→ Directions for this task: Without omitting anything, retype the data that follows.

──────

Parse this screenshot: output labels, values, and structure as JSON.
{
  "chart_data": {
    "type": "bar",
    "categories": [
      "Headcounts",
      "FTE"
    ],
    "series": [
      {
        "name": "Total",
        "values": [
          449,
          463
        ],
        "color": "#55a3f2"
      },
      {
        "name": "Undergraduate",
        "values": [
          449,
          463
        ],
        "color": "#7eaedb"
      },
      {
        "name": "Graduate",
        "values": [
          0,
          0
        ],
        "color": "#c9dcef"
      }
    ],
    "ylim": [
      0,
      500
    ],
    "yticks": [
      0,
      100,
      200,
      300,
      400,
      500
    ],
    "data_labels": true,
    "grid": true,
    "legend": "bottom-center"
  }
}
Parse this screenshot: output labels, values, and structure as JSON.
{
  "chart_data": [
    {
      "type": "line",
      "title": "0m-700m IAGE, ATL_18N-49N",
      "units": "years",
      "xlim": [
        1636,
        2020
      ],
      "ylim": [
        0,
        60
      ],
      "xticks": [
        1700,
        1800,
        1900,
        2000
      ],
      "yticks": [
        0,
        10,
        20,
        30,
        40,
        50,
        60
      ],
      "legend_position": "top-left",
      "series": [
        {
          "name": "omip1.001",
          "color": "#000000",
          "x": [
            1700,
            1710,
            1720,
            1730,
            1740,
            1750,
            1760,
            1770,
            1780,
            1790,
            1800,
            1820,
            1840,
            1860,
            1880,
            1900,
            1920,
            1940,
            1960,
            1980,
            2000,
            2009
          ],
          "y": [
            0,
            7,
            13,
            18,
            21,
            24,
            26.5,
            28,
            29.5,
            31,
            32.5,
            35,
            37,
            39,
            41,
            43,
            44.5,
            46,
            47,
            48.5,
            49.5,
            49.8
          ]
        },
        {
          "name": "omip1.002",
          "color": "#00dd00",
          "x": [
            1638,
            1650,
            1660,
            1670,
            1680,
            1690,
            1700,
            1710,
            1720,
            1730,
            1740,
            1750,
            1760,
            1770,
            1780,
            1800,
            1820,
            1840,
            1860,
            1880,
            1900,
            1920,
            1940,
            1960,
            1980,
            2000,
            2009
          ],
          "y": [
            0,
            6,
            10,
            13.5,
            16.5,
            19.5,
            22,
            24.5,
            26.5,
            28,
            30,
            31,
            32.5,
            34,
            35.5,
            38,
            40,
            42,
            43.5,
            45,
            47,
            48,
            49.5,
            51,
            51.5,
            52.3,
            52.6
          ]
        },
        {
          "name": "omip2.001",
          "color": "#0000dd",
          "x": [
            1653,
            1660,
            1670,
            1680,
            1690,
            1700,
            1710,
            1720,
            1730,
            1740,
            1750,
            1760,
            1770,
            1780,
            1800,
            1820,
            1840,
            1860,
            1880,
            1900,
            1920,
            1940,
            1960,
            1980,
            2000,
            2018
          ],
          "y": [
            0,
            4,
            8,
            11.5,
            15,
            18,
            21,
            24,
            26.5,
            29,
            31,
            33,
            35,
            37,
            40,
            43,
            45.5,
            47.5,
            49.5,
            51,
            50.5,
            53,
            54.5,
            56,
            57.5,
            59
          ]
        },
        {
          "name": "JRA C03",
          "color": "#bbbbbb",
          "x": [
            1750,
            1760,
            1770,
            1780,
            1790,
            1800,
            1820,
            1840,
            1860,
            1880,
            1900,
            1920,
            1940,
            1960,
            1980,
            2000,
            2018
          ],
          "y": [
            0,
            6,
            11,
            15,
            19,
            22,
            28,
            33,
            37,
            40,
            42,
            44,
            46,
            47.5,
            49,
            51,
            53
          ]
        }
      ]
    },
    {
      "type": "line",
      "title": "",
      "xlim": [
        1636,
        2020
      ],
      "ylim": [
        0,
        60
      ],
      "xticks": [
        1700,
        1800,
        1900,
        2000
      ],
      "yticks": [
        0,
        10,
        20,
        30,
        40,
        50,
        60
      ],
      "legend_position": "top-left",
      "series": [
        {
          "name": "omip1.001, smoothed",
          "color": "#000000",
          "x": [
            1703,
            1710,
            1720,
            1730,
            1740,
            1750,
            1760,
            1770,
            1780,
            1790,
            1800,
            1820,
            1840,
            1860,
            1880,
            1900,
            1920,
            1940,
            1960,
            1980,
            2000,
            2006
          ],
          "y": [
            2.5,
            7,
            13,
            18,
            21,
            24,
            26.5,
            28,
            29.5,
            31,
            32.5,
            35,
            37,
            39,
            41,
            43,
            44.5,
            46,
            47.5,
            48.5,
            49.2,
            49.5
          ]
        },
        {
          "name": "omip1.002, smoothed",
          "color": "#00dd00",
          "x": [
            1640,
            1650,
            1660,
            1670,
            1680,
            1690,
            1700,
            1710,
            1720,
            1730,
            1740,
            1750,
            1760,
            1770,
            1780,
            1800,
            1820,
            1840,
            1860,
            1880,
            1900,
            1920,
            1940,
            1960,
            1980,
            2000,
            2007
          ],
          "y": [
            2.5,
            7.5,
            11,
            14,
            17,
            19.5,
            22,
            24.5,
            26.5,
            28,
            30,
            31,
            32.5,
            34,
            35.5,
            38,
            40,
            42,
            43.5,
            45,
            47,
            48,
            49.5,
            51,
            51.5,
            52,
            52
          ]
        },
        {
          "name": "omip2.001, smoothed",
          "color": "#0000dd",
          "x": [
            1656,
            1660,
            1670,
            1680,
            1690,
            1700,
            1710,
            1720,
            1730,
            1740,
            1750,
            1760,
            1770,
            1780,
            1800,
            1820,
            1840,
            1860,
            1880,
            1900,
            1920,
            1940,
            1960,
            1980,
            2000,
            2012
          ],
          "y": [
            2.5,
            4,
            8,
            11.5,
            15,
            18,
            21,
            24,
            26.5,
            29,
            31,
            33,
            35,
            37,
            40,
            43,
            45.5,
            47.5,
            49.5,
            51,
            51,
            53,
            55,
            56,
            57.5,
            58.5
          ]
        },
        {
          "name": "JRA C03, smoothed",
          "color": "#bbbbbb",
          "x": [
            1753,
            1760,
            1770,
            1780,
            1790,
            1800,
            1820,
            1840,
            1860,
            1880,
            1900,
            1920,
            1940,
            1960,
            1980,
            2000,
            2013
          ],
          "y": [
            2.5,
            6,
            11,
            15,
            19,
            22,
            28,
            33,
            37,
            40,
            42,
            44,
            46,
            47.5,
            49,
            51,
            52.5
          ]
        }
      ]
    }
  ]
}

──────

→ Written answer:
Parse this screenshot: output labels, values, and structure as JSON.
{
  "chart_data": {
    "type": "bar",
    "categories": [
      "Headcounts",
      "FTE"
    ],
    "series": [
      {
        "name": "Total",
        "values": [
          449,
          463
        ],
        "color": "#55a3f2"
      },
      {
        "name": "Undergraduate",
        "values": [
          449,
          463
        ],
        "color": "#7eaedb"
      },
      {
        "name": "Graduate",
        "values": [
          0,
          0
        ],
        "color": "#c9dcef"
      }
    ],
    "ylim": [
      0,
      500
    ],
    "yticks": [
      0,
      100,
      200,
      300,
      400,
      500
    ],
    "data_labels": true,
    "grid": true,
    "legend": "bottom-center"
  }
}
Parse this screenshot: output labels, values, and structure as JSON.
{
  "chart_data": [
    {
      "type": "line",
      "title": "0m-700m IAGE, ATL_18N-49N",
      "units": "years",
      "xlim": [
        1636,
        2020
      ],
      "ylim": [
        0,
        60
      ],
      "xticks": [
        1700,
        1800,
        1900,
        2000
      ],
      "yticks": [
        0,
        10,
        20,
        30,
        40,
        50,
        60
      ],
      "legend_position": "top-left",
      "series": [
        {
          "name": "omip1.001",
          "color": "#000000",
          "x": [
            1700,
            1710,
            1720,
            1730,
            1740,
            1750,
            1760,
            1770,
            1780,
            1790,
            1800,
            1820,
            1840,
            1860,
            1880,
            1900,
            1920,
            1940,
            1960,
            1980,
            2000,
            2009
          ],
          "y": [
            0,
            7,
            13,
            18,
            21,
            24,
            26.5,
            28,
            29.5,
            31,
            32.5,
            35,
            37,
            39,
            41,
            43,
            44.5,
            46,
            47,
            48.5,
            49.5,
            49.8
          ]
        },
        {
          "name": "omip1.002",
          "color": "#00dd00",
          "x": [
            1638,
            1650,
            1660,
            1670,
            1680,
            1690,
            1700,
            1710,
            1720,
            1730,
            1740,
            1750,
            1760,
            1770,
            1780,
            1800,
            1820,
            1840,
            1860,
            1880,
            1900,
            1920,
            1940,
            1960,
            1980,
            2000,
            2009
          ],
          "y": [
            0,
            6,
            10,
            13.5,
            16.5,
            19.5,
            22,
            24.5,
            26.5,
            28,
            30,
            31,
            32.5,
            34,
            35.5,
            38,
            40,
            42,
            43.5,
            45,
            47,
            48,
            49.5,
            51,
            51.5,
            52.3,
            52.6
          ]
        },
        {
          "name": "omip2.001",
          "color": "#0000dd",
          "x": [
            1653,
            1660,
            1670,
            1680,
            1690,
            1700,
            1710,
            1720,
            1730,
            1740,
            1750,
            1760,
            1770,
            1780,
            1800,
            1820,
            1840,
            1860,
            1880,
            1900,
            1920,
            1940,
            1960,
            1980,
            2000,
            2018
          ],
          "y": [
            0,
            4,
            8,
            11.5,
            15,
            18,
            21,
            24,
            26.5,
            29,
            31,
            33,
            35,
            37,
            40,
            43,
            45.5,
            47.5,
            49.5,
            51,
            50.5,
            53,
            54.5,
            56,
            57.5,
            59
          ]
        },
        {
          "name": "JRA C03",
          "color": "#bbbbbb",
          "x": [
            1750,
            1760,
            1770,
            1780,
            1790,
            1800,
            1820,
            1840,
            1860,
            1880,
            1900,
            1920,
            1940,
            1960,
            1980,
            2000,
            2018
          ],
          "y": [
            0,
            6,
            11,
            15,
            19,
            22,
            28,
            33,
            37,
            40,
            42,
            44,
            46,
            47.5,
            49,
            51,
            53
          ]
        }
      ]
    },
    {
      "type": "line",
      "title": "",
      "xlim": [
        1636,
        2020
      ],
      "ylim": [
        0,
        60
      ],
      "xticks": [
        1700,
        1800,
        1900,
        2000
      ],
      "yticks": [
        0,
        10,
        20,
        30,
        40,
        50,
        60
      ],
      "legend_position": "top-left",
      "series": [
        {
          "name": "omip1.001, smoothed",
          "color": "#000000",
          "x": [
            1703,
            1710,
            1720,
            1730,
            1740,
            1750,
            1760,
            1770,
            1780,
            1790,
            1800,
            1820,
            1840,
            1860,
            1880,
            1900,
            1920,
            1940,
            1960,
            1980,
            2000,
            2006
          ],
          "y": [
            2.5,
            7,
            13,
            18,
            21,
            24,
            26.5,
            28,
            29.5,
            31,
            32.5,
            35,
            37,
            39,
            41,
            43,
            44.5,
            46,
            47.5,
            48.5,
            49.2,
            49.5
          ]
        },
        {
          "name": "omip1.002, smoothed",
          "color": "#00dd00",
          "x": [
            1640,
            1650,
            1660,
            1670,
            1680,
            1690,
            1700,
            1710,
            1720,
            1730,
            1740,
            1750,
            1760,
            1770,
            1780,
            1800,
            1820,
            1840,
            1860,
            1880,
            1900,
            1920,
            1940,
            1960,
            1980,
            2000,
            2007
          ],
          "y": [
            2.5,
            7.5,
            11,
            14,
            17,
            19.5,
            22,
            24.5,
            26.5,
            28,
            30,
            31,
            32.5,
            34,
            35.5,
            38,
            40,
            42,
            43.5,
            45,
            47,
            48,
            49.5,
            51,
            51.5,
            52,
            52
          ]
        },
        {
          "name": "omip2.001, smoothed",
          "color": "#0000dd",
          "x": [
            1656,
            1660,
            1670,
            1680,
            1690,
            1700,
            1710,
            1720,
            1730,
            1740,
            1750,
            1760,
            1770,
            1780,
            1800,
            1820,
            1840,
            1860,
            1880,
            1900,
            1920,
            1940,
            1960,
            1980,
            2000,
            2012
          ],
          "y": [
            2.5,
            4,
            8,
            11.5,
            15,
            18,
            21,
            24,
            26.5,
            29,
            31,
            33,
            35,
            37,
            40,
            43,
            45.5,
            47.5,
            49.5,
            51,
            51,
            53,
            55,
            56,
            57.5,
            58.5
          ]
        },
        {
          "name": "JRA C03, smoothed",
          "color": "#bbbbbb",
          "x": [
            1753,
            1760,
            1770,
            1780,
            1790,
            1800,
            1820,
            1840,
            1860,
            1880,
            1900,
            1920,
            1940,
            1960,
            1980,
            2000,
            2013
          ],
          "y": [
            2.5,
            6,
            11,
            15,
            19,
            22,
            28,
            33,
            37,
            40,
            42,
            44,
            46,
            47.5,
            49,
            51,
            52.5
          ]
        }
      ]
    }
  ]
}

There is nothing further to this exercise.